[begin Available records]

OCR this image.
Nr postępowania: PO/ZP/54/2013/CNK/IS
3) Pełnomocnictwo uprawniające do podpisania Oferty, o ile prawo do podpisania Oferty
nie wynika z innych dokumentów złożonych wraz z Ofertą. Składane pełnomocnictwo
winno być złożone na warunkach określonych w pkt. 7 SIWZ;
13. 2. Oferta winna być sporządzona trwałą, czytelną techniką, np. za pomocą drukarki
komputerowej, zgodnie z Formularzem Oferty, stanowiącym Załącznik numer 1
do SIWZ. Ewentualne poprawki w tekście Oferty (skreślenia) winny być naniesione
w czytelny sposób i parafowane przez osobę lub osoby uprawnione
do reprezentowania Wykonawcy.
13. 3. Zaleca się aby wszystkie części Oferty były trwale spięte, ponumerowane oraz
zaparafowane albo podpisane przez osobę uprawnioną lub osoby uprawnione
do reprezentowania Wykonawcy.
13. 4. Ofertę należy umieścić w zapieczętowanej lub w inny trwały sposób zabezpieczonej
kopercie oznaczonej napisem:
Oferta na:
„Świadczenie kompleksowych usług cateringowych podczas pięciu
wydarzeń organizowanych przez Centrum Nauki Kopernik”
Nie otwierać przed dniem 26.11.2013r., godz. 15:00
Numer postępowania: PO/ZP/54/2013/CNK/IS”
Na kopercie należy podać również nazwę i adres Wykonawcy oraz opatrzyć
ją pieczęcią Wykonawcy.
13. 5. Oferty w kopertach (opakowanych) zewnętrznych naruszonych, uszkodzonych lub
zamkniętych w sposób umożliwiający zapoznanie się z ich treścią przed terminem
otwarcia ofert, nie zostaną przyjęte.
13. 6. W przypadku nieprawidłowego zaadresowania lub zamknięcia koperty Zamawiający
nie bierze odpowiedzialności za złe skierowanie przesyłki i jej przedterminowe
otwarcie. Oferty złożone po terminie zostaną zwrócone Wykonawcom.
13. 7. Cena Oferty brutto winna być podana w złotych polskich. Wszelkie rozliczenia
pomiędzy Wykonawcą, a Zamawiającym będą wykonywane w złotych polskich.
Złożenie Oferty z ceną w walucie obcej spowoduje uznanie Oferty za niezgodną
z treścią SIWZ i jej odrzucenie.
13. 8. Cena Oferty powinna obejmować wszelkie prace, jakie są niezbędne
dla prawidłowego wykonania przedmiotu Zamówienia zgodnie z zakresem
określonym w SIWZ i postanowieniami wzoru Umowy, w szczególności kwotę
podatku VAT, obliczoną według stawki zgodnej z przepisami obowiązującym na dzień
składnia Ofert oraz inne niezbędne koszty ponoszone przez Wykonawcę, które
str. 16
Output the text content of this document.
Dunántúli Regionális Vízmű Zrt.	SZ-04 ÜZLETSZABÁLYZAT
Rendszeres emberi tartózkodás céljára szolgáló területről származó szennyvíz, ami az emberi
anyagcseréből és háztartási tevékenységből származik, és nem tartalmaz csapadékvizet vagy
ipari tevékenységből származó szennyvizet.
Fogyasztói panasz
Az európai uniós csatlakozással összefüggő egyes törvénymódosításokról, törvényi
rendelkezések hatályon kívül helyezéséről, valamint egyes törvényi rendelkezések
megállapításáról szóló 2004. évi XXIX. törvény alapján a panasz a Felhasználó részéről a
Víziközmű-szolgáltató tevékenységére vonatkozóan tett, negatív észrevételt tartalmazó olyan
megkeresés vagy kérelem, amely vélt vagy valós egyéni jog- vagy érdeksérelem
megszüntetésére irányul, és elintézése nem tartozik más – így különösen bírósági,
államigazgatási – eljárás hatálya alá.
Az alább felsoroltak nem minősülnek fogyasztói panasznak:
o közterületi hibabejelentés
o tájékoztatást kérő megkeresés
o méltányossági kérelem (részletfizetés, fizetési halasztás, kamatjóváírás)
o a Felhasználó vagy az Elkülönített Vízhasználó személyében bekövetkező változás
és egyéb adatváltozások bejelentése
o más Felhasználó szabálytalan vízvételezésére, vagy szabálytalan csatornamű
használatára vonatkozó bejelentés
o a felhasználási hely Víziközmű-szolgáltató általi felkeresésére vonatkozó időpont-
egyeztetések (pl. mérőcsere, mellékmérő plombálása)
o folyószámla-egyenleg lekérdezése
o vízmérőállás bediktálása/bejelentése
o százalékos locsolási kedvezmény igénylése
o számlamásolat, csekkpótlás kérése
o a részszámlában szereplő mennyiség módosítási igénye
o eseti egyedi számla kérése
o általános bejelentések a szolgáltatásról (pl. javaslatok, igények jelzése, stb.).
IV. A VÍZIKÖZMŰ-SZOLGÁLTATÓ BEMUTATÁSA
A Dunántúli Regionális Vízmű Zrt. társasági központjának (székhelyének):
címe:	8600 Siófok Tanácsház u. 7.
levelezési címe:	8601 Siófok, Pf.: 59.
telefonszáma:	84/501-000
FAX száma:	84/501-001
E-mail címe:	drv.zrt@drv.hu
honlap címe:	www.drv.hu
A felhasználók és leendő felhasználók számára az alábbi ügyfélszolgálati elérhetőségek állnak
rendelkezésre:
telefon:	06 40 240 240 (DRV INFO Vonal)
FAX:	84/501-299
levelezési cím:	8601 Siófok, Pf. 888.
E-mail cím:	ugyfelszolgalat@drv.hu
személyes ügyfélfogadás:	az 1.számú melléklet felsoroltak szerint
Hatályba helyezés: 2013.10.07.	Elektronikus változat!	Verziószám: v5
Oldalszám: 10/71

[end Available records]

=== Problem to work on ===
Your task is to transcribe the material exactly.

=== Task answer ===
OCR this image.
Nr postępowania: PO/ZP/54/2013/CNK/IS
3) Pełnomocnictwo uprawniające do podpisania Oferty, o ile prawo do podpisania Oferty
nie wynika z innych dokumentów złożonych wraz z Ofertą. Składane pełnomocnictwo
winno być złożone na warunkach określonych w pkt. 7 SIWZ;
13. 2. Oferta winna być sporządzona trwałą, czytelną techniką, np. za pomocą drukarki
komputerowej, zgodnie z Formularzem Oferty, stanowiącym Załącznik numer 1
do SIWZ. Ewentualne poprawki w tekście Oferty (skreślenia) winny być naniesione
w czytelny sposób i parafowane przez osobę lub osoby uprawnione
do reprezentowania Wykonawcy.
13. 3. Zaleca się aby wszystkie części Oferty były trwale spięte, ponumerowane oraz
zaparafowane albo podpisane przez osobę uprawnioną lub osoby uprawnione
do reprezentowania Wykonawcy.
13. 4. Ofertę należy umieścić w zapieczętowanej lub w inny trwały sposób zabezpieczonej
kopercie oznaczonej napisem:
Oferta na:
„Świadczenie kompleksowych usług cateringowych podczas pięciu
wydarzeń organizowanych przez Centrum Nauki Kopernik”
Nie otwierać przed dniem 26.11.2013r., godz. 15:00
Numer postępowania: PO/ZP/54/2013/CNK/IS”
Na kopercie należy podać również nazwę i adres Wykonawcy oraz opatrzyć
ją pieczęcią Wykonawcy.
13. 5. Oferty w kopertach (opakowanych) zewnętrznych naruszonych, uszkodzonych lub
zamkniętych w sposób umożliwiający zapoznanie się z ich treścią przed terminem
otwarcia ofert, nie zostaną przyjęte.
13. 6. W przypadku nieprawidłowego zaadresowania lub zamknięcia koperty Zamawiający
nie bierze odpowiedzialności za złe skierowanie przesyłki i jej przedterminowe
otwarcie. Oferty złożone po terminie zostaną zwrócone Wykonawcom.
13. 7. Cena Oferty brutto winna być podana w złotych polskich. Wszelkie rozliczenia
pomiędzy Wykonawcą, a Zamawiającym będą wykonywane w złotych polskich.
Złożenie Oferty z ceną w walucie obcej spowoduje uznanie Oferty za niezgodną
z treścią SIWZ i jej odrzucenie.
13. 8. Cena Oferty powinna obejmować wszelkie prace, jakie są niezbędne
dla prawidłowego wykonania przedmiotu Zamówienia zgodnie z zakresem
określonym w SIWZ i postanowieniami wzoru Umowy, w szczególności kwotę
podatku VAT, obliczoną według stawki zgodnej z przepisami obowiązującym na dzień
składnia Ofert oraz inne niezbędne koszty ponoszone przez Wykonawcę, które
str. 16
Output the text content of this document.
Dunántúli Regionális Vízmű Zrt.	SZ-04 ÜZLETSZABÁLYZAT
Rendszeres emberi tartózkodás céljára szolgáló területről származó szennyvíz, ami az emberi
anyagcseréből és háztartási tevékenységből származik, és nem tartalmaz csapadékvizet vagy
ipari tevékenységből származó szennyvizet.
Fogyasztói panasz
Az európai uniós csatlakozással összefüggő egyes törvénymódosításokról, törvényi
rendelkezések hatályon kívül helyezéséről, valamint egyes törvényi rendelkezések
megállapításáról szóló 2004. évi XXIX. törvény alapján a panasz a Felhasználó részéről a
Víziközmű-szolgáltató tevékenységére vonatkozóan tett, negatív észrevételt tartalmazó olyan
megkeresés vagy kérelem, amely vélt vagy valós egyéni jog- vagy érdeksérelem
megszüntetésére irányul, és elintézése nem tartozik más – így különösen bírósági,
államigazgatási – eljárás hatálya alá.
Az alább felsoroltak nem minősülnek fogyasztói panasznak:
o közterületi hibabejelentés
o tájékoztatást kérő megkeresés
o méltányossági kérelem (részletfizetés, fizetési halasztás, kamatjóváírás)
o a Felhasználó vagy az Elkülönített Vízhasználó személyében bekövetkező változás
és egyéb adatváltozások bejelentése
o más Felhasználó szabálytalan vízvételezésére, vagy szabálytalan csatornamű
használatára vonatkozó bejelentés
o a felhasználási hely Víziközmű-szolgáltató általi felkeresésére vonatkozó időpont-
egyeztetések (pl. mérőcsere, mellékmérő plombálása)
o folyószámla-egyenleg lekérdezése
o vízmérőállás bediktálása/bejelentése
o százalékos locsolási kedvezmény igénylése
o számlamásolat, csekkpótlás kérése
o a részszámlában szereplő mennyiség módosítási igénye
o eseti egyedi számla kérése
o általános bejelentések a szolgáltatásról (pl. javaslatok, igények jelzése, stb.).
IV. A VÍZIKÖZMŰ-SZOLGÁLTATÓ BEMUTATÁSA
A Dunántúli Regionális Vízmű Zrt. társasági központjának (székhelyének):
címe:	8600 Siófok Tanácsház u. 7.
levelezési címe:	8601 Siófok, Pf.: 59.
telefonszáma:	84/501-000
FAX száma:	84/501-001
E-mail címe:	drv.zrt@drv.hu
honlap címe:	www.drv.hu
A felhasználók és leendő felhasználók számára az alábbi ügyfélszolgálati elérhetőségek állnak
rendelkezésre:
telefon:	06 40 240 240 (DRV INFO Vonal)
FAX:	84/501-299
levelezési cím:	8601 Siófok, Pf. 888.
E-mail cím:	ugyfelszolgalat@drv.hu
személyes ügyfélfogadás:	az 1.számú melléklet felsoroltak szerint
Hatályba helyezés: 2013.10.07.	Elektronikus változat!	Verziószám: v5
Oldalszám: 10/71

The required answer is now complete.